### Records from a collection:
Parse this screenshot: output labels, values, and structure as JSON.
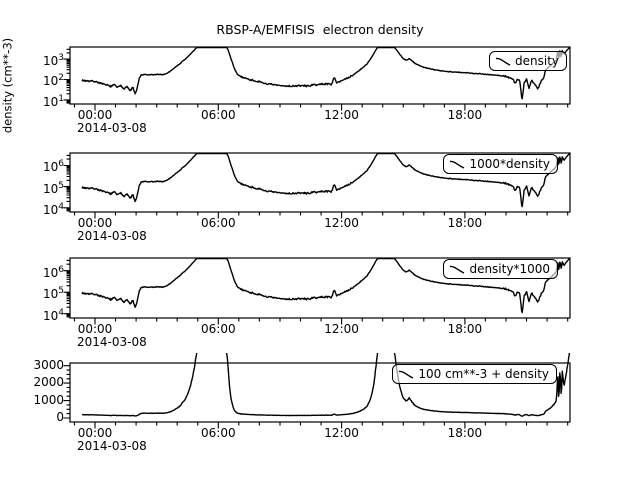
{
  "title": "RBSP-A/EMFISIS  electron density",
  "ylabel": "density (cm**-3)",
  "date_label": "2014-03-08",
  "colors": {
    "line": "#000000",
    "frame": "#000000",
    "background": "#ffffff",
    "text": "#000000",
    "legend_border": "#000000",
    "legend_bg": "rgba(255,255,255,0.62)",
    "curve_under_legend_appears": "#9a9a9a"
  },
  "x_axis": {
    "major_ticks": [
      {
        "t": 0,
        "label": "00:00"
      },
      {
        "t": 6,
        "label": "06:00"
      },
      {
        "t": 12,
        "label": "12:00"
      },
      {
        "t": 18,
        "label": "18:00"
      }
    ],
    "minor_step_hours": 1,
    "t_min": -1.217,
    "t_max": 23.114
  },
  "panels": [
    {
      "legend_label": "density",
      "scale": "log",
      "p_min": 6.3,
      "p_max": 3900,
      "mult": 1,
      "add": 0,
      "y_ticks": [
        {
          "p": 10,
          "label": "10^1"
        },
        {
          "p": 100,
          "label": "10^2"
        },
        {
          "p": 1000,
          "label": "10^3"
        }
      ]
    },
    {
      "legend_label": "1000*density",
      "scale": "log",
      "p_min": 6300,
      "p_max": 3900000,
      "mult": 1000,
      "add": 0,
      "y_ticks": [
        {
          "p": 10000,
          "label": "10^4"
        },
        {
          "p": 100000,
          "label": "10^5"
        },
        {
          "p": 1000000,
          "label": "10^6"
        }
      ]
    },
    {
      "legend_label": "density*1000",
      "scale": "log",
      "p_min": 6300,
      "p_max": 3900000,
      "mult": 1000,
      "add": 0,
      "y_ticks": [
        {
          "p": 10000,
          "label": "10^4"
        },
        {
          "p": 100000,
          "label": "10^5"
        },
        {
          "p": 1000000,
          "label": "10^6"
        }
      ]
    },
    {
      "legend_label": "100 cm**-3 + density",
      "scale": "linear",
      "p_min": -230,
      "p_max": 3155,
      "mult": 1,
      "add": 100,
      "minor_step": 250,
      "y_ticks": [
        {
          "p": 0,
          "label": "0"
        },
        {
          "p": 1000,
          "label": "1000"
        },
        {
          "p": 2000,
          "label": "2000"
        },
        {
          "p": 3000,
          "label": "3000"
        }
      ]
    }
  ],
  "chart_data": {
    "type": "line",
    "title": "RBSP-A/EMFISIS  electron density",
    "x_label": "2014-03-08",
    "x_tick_labels": [
      "00:00",
      "06:00",
      "12:00",
      "18:00"
    ],
    "x_unit": "hours (UT) on 2014-03-08",
    "grid": false,
    "legend_position": "top-right",
    "panels_description": [
      "density, log scale, ticks 10^1..10^3 cm**-3",
      "1000*density, log scale, ticks 10^4..10^6",
      "density*1000, log scale, ticks 10^4..10^6",
      "100 cm**-3 + density, linear scale, ticks 0..3000 (values above ~3100 clipped)"
    ],
    "series": [
      {
        "name": "density",
        "units": "cm**-3",
        "keypoints_t_hours_value": [
          [
            -0.63,
            90
          ],
          [
            -0.4,
            86
          ],
          [
            -0.2,
            84
          ],
          [
            0,
            80
          ],
          [
            0.2,
            70
          ],
          [
            0.4,
            58
          ],
          [
            0.6,
            52
          ],
          [
            0.8,
            46
          ],
          [
            0.95,
            56
          ],
          [
            1.1,
            40
          ],
          [
            1.25,
            50
          ],
          [
            1.4,
            36
          ],
          [
            1.55,
            46
          ],
          [
            1.7,
            28
          ],
          [
            1.85,
            42
          ],
          [
            1.95,
            19
          ],
          [
            2.05,
            35
          ],
          [
            2.15,
            110
          ],
          [
            2.25,
            165
          ],
          [
            2.4,
            175
          ],
          [
            2.6,
            165
          ],
          [
            2.75,
            175
          ],
          [
            2.9,
            168
          ],
          [
            3.1,
            180
          ],
          [
            3.3,
            172
          ],
          [
            3.5,
            200
          ],
          [
            3.65,
            250
          ],
          [
            3.8,
            330
          ],
          [
            3.95,
            430
          ],
          [
            4.1,
            560
          ],
          [
            4.25,
            750
          ],
          [
            4.4,
            1000
          ],
          [
            4.55,
            1400
          ],
          [
            4.7,
            2000
          ],
          [
            4.85,
            2900
          ],
          [
            5.0,
            4100
          ],
          [
            6.35,
            4100
          ],
          [
            6.45,
            3300
          ],
          [
            6.55,
            1700
          ],
          [
            6.65,
            850
          ],
          [
            6.75,
            420
          ],
          [
            6.85,
            240
          ],
          [
            6.95,
            170
          ],
          [
            7.1,
            140
          ],
          [
            7.3,
            118
          ],
          [
            7.5,
            100
          ],
          [
            7.8,
            86
          ],
          [
            8.1,
            70
          ],
          [
            8.5,
            58
          ],
          [
            9.0,
            50
          ],
          [
            9.5,
            47
          ],
          [
            10.0,
            50
          ],
          [
            10.35,
            48
          ],
          [
            10.7,
            55
          ],
          [
            11.0,
            58
          ],
          [
            11.3,
            62
          ],
          [
            11.5,
            58
          ],
          [
            11.65,
            125
          ],
          [
            11.75,
            72
          ],
          [
            11.9,
            82
          ],
          [
            12.1,
            95
          ],
          [
            12.3,
            115
          ],
          [
            12.5,
            150
          ],
          [
            12.7,
            210
          ],
          [
            12.9,
            300
          ],
          [
            13.1,
            430
          ],
          [
            13.3,
            700
          ],
          [
            13.5,
            1400
          ],
          [
            13.65,
            2600
          ],
          [
            13.78,
            4100
          ],
          [
            14.5,
            4100
          ],
          [
            14.6,
            3500
          ],
          [
            14.72,
            2400
          ],
          [
            14.85,
            1600
          ],
          [
            15.0,
            1060
          ],
          [
            15.15,
            880
          ],
          [
            15.3,
            1060
          ],
          [
            15.45,
            760
          ],
          [
            15.6,
            600
          ],
          [
            15.8,
            470
          ],
          [
            16.0,
            400
          ],
          [
            16.25,
            340
          ],
          [
            16.5,
            300
          ],
          [
            16.8,
            270
          ],
          [
            17.1,
            250
          ],
          [
            17.5,
            232
          ],
          [
            17.9,
            215
          ],
          [
            18.3,
            205
          ],
          [
            18.7,
            192
          ],
          [
            19.1,
            178
          ],
          [
            19.5,
            162
          ],
          [
            19.9,
            148
          ],
          [
            20.15,
            128
          ],
          [
            20.32,
            108
          ],
          [
            20.45,
            62
          ],
          [
            20.55,
            104
          ],
          [
            20.67,
            84
          ],
          [
            20.78,
            9
          ],
          [
            20.88,
            66
          ],
          [
            21.0,
            108
          ],
          [
            21.12,
            36
          ],
          [
            21.25,
            95
          ],
          [
            21.4,
            58
          ],
          [
            21.55,
            35
          ],
          [
            21.7,
            78
          ],
          [
            21.85,
            130
          ],
          [
            21.92,
            290
          ],
          [
            22.1,
            430
          ],
          [
            22.3,
            640
          ],
          [
            22.45,
            900
          ],
          [
            22.52,
            2800
          ],
          [
            22.57,
            950
          ],
          [
            22.63,
            3000
          ],
          [
            22.69,
            1150
          ],
          [
            22.74,
            2600
          ],
          [
            22.82,
            1750
          ],
          [
            22.92,
            2400
          ],
          [
            23.02,
            3100
          ],
          [
            23.11,
            3900
          ]
        ]
      }
    ]
  }
}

### YOUR OBJECTIVE:
Quote the preceding listing precisely and completely, omitting its images.

### RESPONSE BELOW:
Parse this screenshot: output labels, values, and structure as JSON.
{
  "title": "RBSP-A/EMFISIS  electron density",
  "ylabel": "density (cm**-3)",
  "date_label": "2014-03-08",
  "colors": {
    "line": "#000000",
    "frame": "#000000",
    "background": "#ffffff",
    "text": "#000000",
    "legend_border": "#000000",
    "legend_bg": "rgba(255,255,255,0.62)",
    "curve_under_legend_appears": "#9a9a9a"
  },
  "x_axis": {
    "major_ticks": [
      {
        "t": 0,
        "label": "00:00"
      },
      {
        "t": 6,
        "label": "06:00"
      },
      {
        "t": 12,
        "label": "12:00"
      },
      {
        "t": 18,
        "label": "18:00"
      }
    ],
    "minor_step_hours": 1,
    "t_min": -1.217,
    "t_max": 23.114
  },
  "panels": [
    {
      "legend_label": "density",
      "scale": "log",
      "p_min": 6.3,
      "p_max": 3900,
      "mult": 1,
      "add": 0,
      "y_ticks": [
        {
          "p": 10,
          "label": "10^1"
        },
        {
          "p": 100,
          "label": "10^2"
        },
        {
          "p": 1000,
          "label": "10^3"
        }
      ]
    },
    {
      "legend_label": "1000*density",
      "scale": "log",
      "p_min": 6300,
      "p_max": 3900000,
      "mult": 1000,
      "add": 0,
      "y_ticks": [
        {
          "p": 10000,
          "label": "10^4"
        },
        {
          "p": 100000,
          "label": "10^5"
        },
        {
          "p": 1000000,
          "label": "10^6"
        }
      ]
    },
    {
      "legend_label": "density*1000",
      "scale": "log",
      "p_min": 6300,
      "p_max": 3900000,
      "mult": 1000,
      "add": 0,
      "y_ticks": [
        {
          "p": 10000,
          "label": "10^4"
        },
        {
          "p": 100000,
          "label": "10^5"
        },
        {
          "p": 1000000,
          "label": "10^6"
        }
      ]
    },
    {
      "legend_label": "100 cm**-3 + density",
      "scale": "linear",
      "p_min": -230,
      "p_max": 3155,
      "mult": 1,
      "add": 100,
      "minor_step": 250,
      "y_ticks": [
        {
          "p": 0,
          "label": "0"
        },
        {
          "p": 1000,
          "label": "1000"
        },
        {
          "p": 2000,
          "label": "2000"
        },
        {
          "p": 3000,
          "label": "3000"
        }
      ]
    }
  ],
  "chart_data": {
    "type": "line",
    "title": "RBSP-A/EMFISIS  electron density",
    "x_label": "2014-03-08",
    "x_tick_labels": [
      "00:00",
      "06:00",
      "12:00",
      "18:00"
    ],
    "x_unit": "hours (UT) on 2014-03-08",
    "grid": false,
    "legend_position": "top-right",
    "panels_description": [
      "density, log scale, ticks 10^1..10^3 cm**-3",
      "1000*density, log scale, ticks 10^4..10^6",
      "density*1000, log scale, ticks 10^4..10^6",
      "100 cm**-3 + density, linear scale, ticks 0..3000 (values above ~3100 clipped)"
    ],
    "series": [
      {
        "name": "density",
        "units": "cm**-3",
        "keypoints_t_hours_value": [
          [
            -0.63,
            90
          ],
          [
            -0.4,
            86
          ],
          [
            -0.2,
            84
          ],
          [
            0,
            80
          ],
          [
            0.2,
            70
          ],
          [
            0.4,
            58
          ],
          [
            0.6,
            52
          ],
          [
            0.8,
            46
          ],
          [
            0.95,
            56
          ],
          [
            1.1,
            40
          ],
          [
            1.25,
            50
          ],
          [
            1.4,
            36
          ],
          [
            1.55,
            46
          ],
          [
            1.7,
            28
          ],
          [
            1.85,
            42
          ],
          [
            1.95,
            19
          ],
          [
            2.05,
            35
          ],
          [
            2.15,
            110
          ],
          [
            2.25,
            165
          ],
          [
            2.4,
            175
          ],
          [
            2.6,
            165
          ],
          [
            2.75,
            175
          ],
          [
            2.9,
            168
          ],
          [
            3.1,
            180
          ],
          [
            3.3,
            172
          ],
          [
            3.5,
            200
          ],
          [
            3.65,
            250
          ],
          [
            3.8,
            330
          ],
          [
            3.95,
            430
          ],
          [
            4.1,
            560
          ],
          [
            4.25,
            750
          ],
          [
            4.4,
            1000
          ],
          [
            4.55,
            1400
          ],
          [
            4.7,
            2000
          ],
          [
            4.85,
            2900
          ],
          [
            5.0,
            4100
          ],
          [
            6.35,
            4100
          ],
          [
            6.45,
            3300
          ],
          [
            6.55,
            1700
          ],
          [
            6.65,
            850
          ],
          [
            6.75,
            420
          ],
          [
            6.85,
            240
          ],
          [
            6.95,
            170
          ],
          [
            7.1,
            140
          ],
          [
            7.3,
            118
          ],
          [
            7.5,
            100
          ],
          [
            7.8,
            86
          ],
          [
            8.1,
            70
          ],
          [
            8.5,
            58
          ],
          [
            9.0,
            50
          ],
          [
            9.5,
            47
          ],
          [
            10.0,
            50
          ],
          [
            10.35,
            48
          ],
          [
            10.7,
            55
          ],
          [
            11.0,
            58
          ],
          [
            11.3,
            62
          ],
          [
            11.5,
            58
          ],
          [
            11.65,
            125
          ],
          [
            11.75,
            72
          ],
          [
            11.9,
            82
          ],
          [
            12.1,
            95
          ],
          [
            12.3,
            115
          ],
          [
            12.5,
            150
          ],
          [
            12.7,
            210
          ],
          [
            12.9,
            300
          ],
          [
            13.1,
            430
          ],
          [
            13.3,
            700
          ],
          [
            13.5,
            1400
          ],
          [
            13.65,
            2600
          ],
          [
            13.78,
            4100
          ],
          [
            14.5,
            4100
          ],
          [
            14.6,
            3500
          ],
          [
            14.72,
            2400
          ],
          [
            14.85,
            1600
          ],
          [
            15.0,
            1060
          ],
          [
            15.15,
            880
          ],
          [
            15.3,
            1060
          ],
          [
            15.45,
            760
          ],
          [
            15.6,
            600
          ],
          [
            15.8,
            470
          ],
          [
            16.0,
            400
          ],
          [
            16.25,
            340
          ],
          [
            16.5,
            300
          ],
          [
            16.8,
            270
          ],
          [
            17.1,
            250
          ],
          [
            17.5,
            232
          ],
          [
            17.9,
            215
          ],
          [
            18.3,
            205
          ],
          [
            18.7,
            192
          ],
          [
            19.1,
            178
          ],
          [
            19.5,
            162
          ],
          [
            19.9,
            148
          ],
          [
            20.15,
            128
          ],
          [
            20.32,
            108
          ],
          [
            20.45,
            62
          ],
          [
            20.55,
            104
          ],
          [
            20.67,
            84
          ],
          [
            20.78,
            9
          ],
          [
            20.88,
            66
          ],
          [
            21.0,
            108
          ],
          [
            21.12,
            36
          ],
          [
            21.25,
            95
          ],
          [
            21.4,
            58
          ],
          [
            21.55,
            35
          ],
          [
            21.7,
            78
          ],
          [
            21.85,
            130
          ],
          [
            21.92,
            290
          ],
          [
            22.1,
            430
          ],
          [
            22.3,
            640
          ],
          [
            22.45,
            900
          ],
          [
            22.52,
            2800
          ],
          [
            22.57,
            950
          ],
          [
            22.63,
            3000
          ],
          [
            22.69,
            1150
          ],
          [
            22.74,
            2600
          ],
          [
            22.82,
            1750
          ],
          [
            22.92,
            2400
          ],
          [
            23.02,
            3100
          ],
          [
            23.11,
            3900
          ]
        ]
      }
    ]
  }
}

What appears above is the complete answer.